(Saved data entries)

****************

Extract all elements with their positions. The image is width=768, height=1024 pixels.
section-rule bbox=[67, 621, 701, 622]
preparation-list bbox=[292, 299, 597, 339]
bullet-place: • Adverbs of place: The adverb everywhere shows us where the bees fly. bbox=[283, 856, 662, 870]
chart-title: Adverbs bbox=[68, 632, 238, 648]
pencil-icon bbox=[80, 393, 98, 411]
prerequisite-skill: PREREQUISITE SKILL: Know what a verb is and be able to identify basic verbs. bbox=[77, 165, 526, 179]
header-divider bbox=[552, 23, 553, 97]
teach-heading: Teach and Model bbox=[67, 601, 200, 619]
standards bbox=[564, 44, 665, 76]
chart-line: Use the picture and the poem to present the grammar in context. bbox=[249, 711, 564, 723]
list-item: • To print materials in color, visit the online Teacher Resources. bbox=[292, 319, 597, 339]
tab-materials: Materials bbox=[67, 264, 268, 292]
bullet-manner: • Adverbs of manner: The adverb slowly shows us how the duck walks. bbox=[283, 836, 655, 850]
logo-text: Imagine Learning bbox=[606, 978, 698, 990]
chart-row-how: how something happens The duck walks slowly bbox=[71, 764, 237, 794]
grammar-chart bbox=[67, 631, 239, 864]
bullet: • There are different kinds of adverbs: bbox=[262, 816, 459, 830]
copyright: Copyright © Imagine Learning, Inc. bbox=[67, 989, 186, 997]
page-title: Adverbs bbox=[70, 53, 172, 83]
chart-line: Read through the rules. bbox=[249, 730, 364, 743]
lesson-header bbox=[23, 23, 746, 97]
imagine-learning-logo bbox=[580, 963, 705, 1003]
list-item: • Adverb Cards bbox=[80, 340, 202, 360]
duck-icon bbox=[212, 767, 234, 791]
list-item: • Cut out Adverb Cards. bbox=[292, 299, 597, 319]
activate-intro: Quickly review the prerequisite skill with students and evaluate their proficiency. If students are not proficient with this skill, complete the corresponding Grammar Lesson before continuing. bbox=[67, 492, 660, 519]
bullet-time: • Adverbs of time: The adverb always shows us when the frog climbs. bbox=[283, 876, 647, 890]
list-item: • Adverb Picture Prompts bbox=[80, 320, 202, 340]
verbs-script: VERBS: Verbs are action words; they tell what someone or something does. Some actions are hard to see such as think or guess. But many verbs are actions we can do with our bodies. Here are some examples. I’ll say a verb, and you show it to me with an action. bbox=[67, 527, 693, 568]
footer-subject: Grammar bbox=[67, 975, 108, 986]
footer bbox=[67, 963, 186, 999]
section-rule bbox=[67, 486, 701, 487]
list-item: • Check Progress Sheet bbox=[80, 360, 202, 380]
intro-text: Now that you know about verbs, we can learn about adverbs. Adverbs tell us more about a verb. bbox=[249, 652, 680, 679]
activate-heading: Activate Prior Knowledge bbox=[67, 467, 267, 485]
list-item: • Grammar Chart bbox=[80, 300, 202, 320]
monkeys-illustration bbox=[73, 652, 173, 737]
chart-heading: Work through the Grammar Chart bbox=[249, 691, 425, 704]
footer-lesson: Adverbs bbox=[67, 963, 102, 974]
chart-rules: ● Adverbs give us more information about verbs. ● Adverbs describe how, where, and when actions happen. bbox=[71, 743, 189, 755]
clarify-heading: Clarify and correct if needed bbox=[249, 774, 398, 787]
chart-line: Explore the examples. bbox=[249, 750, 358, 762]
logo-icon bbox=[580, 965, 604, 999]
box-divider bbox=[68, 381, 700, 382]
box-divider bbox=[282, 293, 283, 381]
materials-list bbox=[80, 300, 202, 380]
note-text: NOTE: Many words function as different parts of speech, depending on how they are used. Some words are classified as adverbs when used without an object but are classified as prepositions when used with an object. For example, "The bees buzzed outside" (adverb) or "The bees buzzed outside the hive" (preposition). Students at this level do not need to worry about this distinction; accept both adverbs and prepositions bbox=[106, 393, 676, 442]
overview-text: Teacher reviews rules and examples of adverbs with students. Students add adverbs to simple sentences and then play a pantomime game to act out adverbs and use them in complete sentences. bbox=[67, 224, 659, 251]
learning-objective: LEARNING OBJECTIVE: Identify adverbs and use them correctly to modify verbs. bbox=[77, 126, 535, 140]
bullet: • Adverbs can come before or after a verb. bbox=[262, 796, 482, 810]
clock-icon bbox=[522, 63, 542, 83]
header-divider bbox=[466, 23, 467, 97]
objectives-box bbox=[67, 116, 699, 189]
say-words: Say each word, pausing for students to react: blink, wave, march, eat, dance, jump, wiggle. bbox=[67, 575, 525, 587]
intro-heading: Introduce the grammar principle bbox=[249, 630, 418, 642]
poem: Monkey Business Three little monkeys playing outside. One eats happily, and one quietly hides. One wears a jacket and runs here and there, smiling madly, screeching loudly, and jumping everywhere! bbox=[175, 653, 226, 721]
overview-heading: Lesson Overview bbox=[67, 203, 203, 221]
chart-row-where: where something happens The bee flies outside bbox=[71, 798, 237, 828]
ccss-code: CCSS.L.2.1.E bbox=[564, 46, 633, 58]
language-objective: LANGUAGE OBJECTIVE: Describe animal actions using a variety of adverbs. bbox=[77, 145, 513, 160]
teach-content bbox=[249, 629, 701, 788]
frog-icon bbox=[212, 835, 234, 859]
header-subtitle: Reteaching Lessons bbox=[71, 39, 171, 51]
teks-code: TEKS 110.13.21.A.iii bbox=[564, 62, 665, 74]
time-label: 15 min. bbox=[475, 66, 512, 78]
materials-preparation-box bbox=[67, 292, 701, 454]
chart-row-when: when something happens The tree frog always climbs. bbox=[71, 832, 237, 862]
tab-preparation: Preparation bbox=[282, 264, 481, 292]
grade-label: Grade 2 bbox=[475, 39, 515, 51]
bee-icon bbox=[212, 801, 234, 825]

****************

What you should do:
Can you copy all of the saved data entries above word for word, keeping every line unchanged?

The response:
Extract all elements with their positions. The image is width=768, height=1024 pixels.
section-rule bbox=[67, 621, 701, 622]
preparation-list bbox=[292, 299, 597, 339]
bullet-place: • Adverbs of place: The adverb everywhere shows us where the bees fly. bbox=[283, 856, 662, 870]
chart-title: Adverbs bbox=[68, 632, 238, 648]
pencil-icon bbox=[80, 393, 98, 411]
prerequisite-skill: PREREQUISITE SKILL: Know what a verb is and be able to identify basic verbs. bbox=[77, 165, 526, 179]
header-divider bbox=[552, 23, 553, 97]
teach-heading: Teach and Model bbox=[67, 601, 200, 619]
standards bbox=[564, 44, 665, 76]
chart-line: Use the picture and the poem to present the grammar in context. bbox=[249, 711, 564, 723]
list-item: • To print materials in color, visit the online Teacher Resources. bbox=[292, 319, 597, 339]
tab-materials: Materials bbox=[67, 264, 268, 292]
bullet-manner: • Adverbs of manner: The adverb slowly shows us how the duck walks. bbox=[283, 836, 655, 850]
logo-text: Imagine Learning bbox=[606, 978, 698, 990]
chart-row-how: how something happens The duck walks slowly bbox=[71, 764, 237, 794]
grammar-chart bbox=[67, 631, 239, 864]
bullet: • There are different kinds of adverbs: bbox=[262, 816, 459, 830]
copyright: Copyright © Imagine Learning, Inc. bbox=[67, 989, 186, 997]
page-title: Adverbs bbox=[70, 53, 172, 83]
chart-line: Read through the rules. bbox=[249, 730, 364, 743]
lesson-header bbox=[23, 23, 746, 97]
imagine-learning-logo bbox=[580, 963, 705, 1003]
list-item: • Adverb Cards bbox=[80, 340, 202, 360]
duck-icon bbox=[212, 767, 234, 791]
list-item: • Cut out Adverb Cards. bbox=[292, 299, 597, 319]
activate-intro: Quickly review the prerequisite skill with students and evaluate their proficiency. If students are not proficient with this skill, complete the corresponding Grammar Lesson before continuing. bbox=[67, 492, 660, 519]
bullet-time: • Adverbs of time: The adverb always shows us when the frog climbs. bbox=[283, 876, 647, 890]
list-item: • Adverb Picture Prompts bbox=[80, 320, 202, 340]
verbs-script: VERBS: Verbs are action words; they tell what someone or something does. Some actions are hard to see such as think or guess. But many verbs are actions we can do with our bodies. Here are some examples. I’ll say a verb, and you show it to me with an action. bbox=[67, 527, 693, 568]
footer-subject: Grammar bbox=[67, 975, 108, 986]
footer bbox=[67, 963, 186, 999]
section-rule bbox=[67, 486, 701, 487]
list-item: • Check Progress Sheet bbox=[80, 360, 202, 380]
intro-text: Now that you know about verbs, we can learn about adverbs. Adverbs tell us more about a verb. bbox=[249, 652, 680, 679]
activate-heading: Activate Prior Knowledge bbox=[67, 467, 267, 485]
list-item: • Grammar Chart bbox=[80, 300, 202, 320]
monkeys-illustration bbox=[73, 652, 173, 737]
chart-heading: Work through the Grammar Chart bbox=[249, 691, 425, 704]
footer-lesson: Adverbs bbox=[67, 963, 102, 974]
chart-rules: ● Adverbs give us more information about verbs. ● Adverbs describe how, where, and when actions happen. bbox=[71, 743, 189, 755]
clarify-heading: Clarify and correct if needed bbox=[249, 774, 398, 787]
chart-line: Explore the examples. bbox=[249, 750, 358, 762]
logo-icon bbox=[580, 965, 604, 999]
box-divider bbox=[68, 381, 700, 382]
box-divider bbox=[282, 293, 283, 381]
materials-list bbox=[80, 300, 202, 380]
note-text: NOTE: Many words function as different parts of speech, depending on how they are used. Some words are classified as adverbs when used without an object but are classified as prepositions when used with an object. For example, "The bees buzzed outside" (adverb) or "The bees buzzed outside the hive" (preposition). Students at this level do not need to worry about this distinction; accept both adverbs and prepositions bbox=[106, 393, 676, 442]
overview-text: Teacher reviews rules and examples of adverbs with students. Students add adverbs to simple sentences and then play a pantomime game to act out adverbs and use them in complete sentences. bbox=[67, 224, 659, 251]
learning-objective: LEARNING OBJECTIVE: Identify adverbs and use them correctly to modify verbs. bbox=[77, 126, 535, 140]
bullet: • Adverbs can come before or after a verb. bbox=[262, 796, 482, 810]
clock-icon bbox=[522, 63, 542, 83]
header-divider bbox=[466, 23, 467, 97]
objectives-box bbox=[67, 116, 699, 189]
say-words: Say each word, pausing for students to react: blink, wave, march, eat, dance, jump, wiggle. bbox=[67, 575, 525, 587]
intro-heading: Introduce the grammar principle bbox=[249, 630, 418, 642]
poem: Monkey Business Three little monkeys playing outside. One eats happily, and one quietly hides. One wears a jacket and runs here and there, smiling madly, screeching loudly, and jumping everywhere! bbox=[175, 653, 226, 721]
overview-heading: Lesson Overview bbox=[67, 203, 203, 221]
chart-row-where: where something happens The bee flies outside bbox=[71, 798, 237, 828]
ccss-code: CCSS.L.2.1.E bbox=[564, 46, 633, 58]
language-objective: LANGUAGE OBJECTIVE: Describe animal actions using a variety of adverbs. bbox=[77, 145, 513, 160]
teach-content bbox=[249, 629, 701, 788]
frog-icon bbox=[212, 835, 234, 859]
header-subtitle: Reteaching Lessons bbox=[71, 39, 171, 51]
teks-code: TEKS 110.13.21.A.iii bbox=[564, 62, 665, 74]
time-label: 15 min. bbox=[475, 66, 512, 78]
materials-preparation-box bbox=[67, 292, 701, 454]
chart-row-when: when something happens The tree frog always climbs. bbox=[71, 832, 237, 862]
tab-preparation: Preparation bbox=[282, 264, 481, 292]
grade-label: Grade 2 bbox=[475, 39, 515, 51]
bee-icon bbox=[212, 801, 234, 825]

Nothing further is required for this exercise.